# Task requirements
Each entry must be reproduced precisely as it stands.

# Figure dataset records
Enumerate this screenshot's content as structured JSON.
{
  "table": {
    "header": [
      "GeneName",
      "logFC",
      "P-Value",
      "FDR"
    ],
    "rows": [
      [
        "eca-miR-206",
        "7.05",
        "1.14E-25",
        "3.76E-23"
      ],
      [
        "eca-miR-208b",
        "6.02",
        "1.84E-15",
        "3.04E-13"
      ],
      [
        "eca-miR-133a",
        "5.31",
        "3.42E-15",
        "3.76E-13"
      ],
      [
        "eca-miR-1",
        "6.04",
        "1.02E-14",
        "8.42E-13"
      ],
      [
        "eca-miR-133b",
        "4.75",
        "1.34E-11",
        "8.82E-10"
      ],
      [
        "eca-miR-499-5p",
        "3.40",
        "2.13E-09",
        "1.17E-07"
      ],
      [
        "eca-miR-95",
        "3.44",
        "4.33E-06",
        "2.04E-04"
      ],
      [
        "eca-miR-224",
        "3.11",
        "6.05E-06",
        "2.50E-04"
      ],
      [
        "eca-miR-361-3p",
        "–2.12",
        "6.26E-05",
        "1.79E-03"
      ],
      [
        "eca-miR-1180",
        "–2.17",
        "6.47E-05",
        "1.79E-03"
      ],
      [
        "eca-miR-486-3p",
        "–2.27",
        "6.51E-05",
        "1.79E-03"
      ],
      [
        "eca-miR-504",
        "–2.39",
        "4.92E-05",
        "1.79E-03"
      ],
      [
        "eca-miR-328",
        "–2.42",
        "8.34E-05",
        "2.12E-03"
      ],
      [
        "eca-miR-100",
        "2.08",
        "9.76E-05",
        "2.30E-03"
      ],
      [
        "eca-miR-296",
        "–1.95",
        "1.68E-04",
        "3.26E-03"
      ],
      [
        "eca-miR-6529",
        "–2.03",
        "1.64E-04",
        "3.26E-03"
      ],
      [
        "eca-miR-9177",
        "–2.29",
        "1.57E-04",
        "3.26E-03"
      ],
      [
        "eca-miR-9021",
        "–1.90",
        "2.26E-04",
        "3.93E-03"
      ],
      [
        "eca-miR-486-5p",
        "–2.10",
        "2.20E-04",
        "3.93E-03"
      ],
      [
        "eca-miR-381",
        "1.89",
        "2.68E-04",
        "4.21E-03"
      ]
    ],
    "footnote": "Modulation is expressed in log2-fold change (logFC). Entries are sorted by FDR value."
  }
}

# The result
Enumerate this screenshot's content as structured JSON.
{
  "table": {
    "header": [
      "GeneName",
      "logFC",
      "P-Value",
      "FDR"
    ],
    "rows": [
      [
        "eca-miR-206",
        "7.05",
        "1.14E-25",
        "3.76E-23"
      ],
      [
        "eca-miR-208b",
        "6.02",
        "1.84E-15",
        "3.04E-13"
      ],
      [
        "eca-miR-133a",
        "5.31",
        "3.42E-15",
        "3.76E-13"
      ],
      [
        "eca-miR-1",
        "6.04",
        "1.02E-14",
        "8.42E-13"
      ],
      [
        "eca-miR-133b",
        "4.75",
        "1.34E-11",
        "8.82E-10"
      ],
      [
        "eca-miR-499-5p",
        "3.40",
        "2.13E-09",
        "1.17E-07"
      ],
      [
        "eca-miR-95",
        "3.44",
        "4.33E-06",
        "2.04E-04"
      ],
      [
        "eca-miR-224",
        "3.11",
        "6.05E-06",
        "2.50E-04"
      ],
      [
        "eca-miR-361-3p",
        "–2.12",
        "6.26E-05",
        "1.79E-03"
      ],
      [
        "eca-miR-1180",
        "–2.17",
        "6.47E-05",
        "1.79E-03"
      ],
      [
        "eca-miR-486-3p",
        "–2.27",
        "6.51E-05",
        "1.79E-03"
      ],
      [
        "eca-miR-504",
        "–2.39",
        "4.92E-05",
        "1.79E-03"
      ],
      [
        "eca-miR-328",
        "–2.42",
        "8.34E-05",
        "2.12E-03"
      ],
      [
        "eca-miR-100",
        "2.08",
        "9.76E-05",
        "2.30E-03"
      ],
      [
        "eca-miR-296",
        "–1.95",
        "1.68E-04",
        "3.26E-03"
      ],
      [
        "eca-miR-6529",
        "–2.03",
        "1.64E-04",
        "3.26E-03"
      ],
      [
        "eca-miR-9177",
        "–2.29",
        "1.57E-04",
        "3.26E-03"
      ],
      [
        "eca-miR-9021",
        "–1.90",
        "2.26E-04",
        "3.93E-03"
      ],
      [
        "eca-miR-486-5p",
        "–2.10",
        "2.20E-04",
        "3.93E-03"
      ],
      [
        "eca-miR-381",
        "1.89",
        "2.68E-04",
        "4.21E-03"
      ]
    ],
    "footnote": "Modulation is expressed in log2-fold change (logFC). Entries are sorted by FDR value."
  }
}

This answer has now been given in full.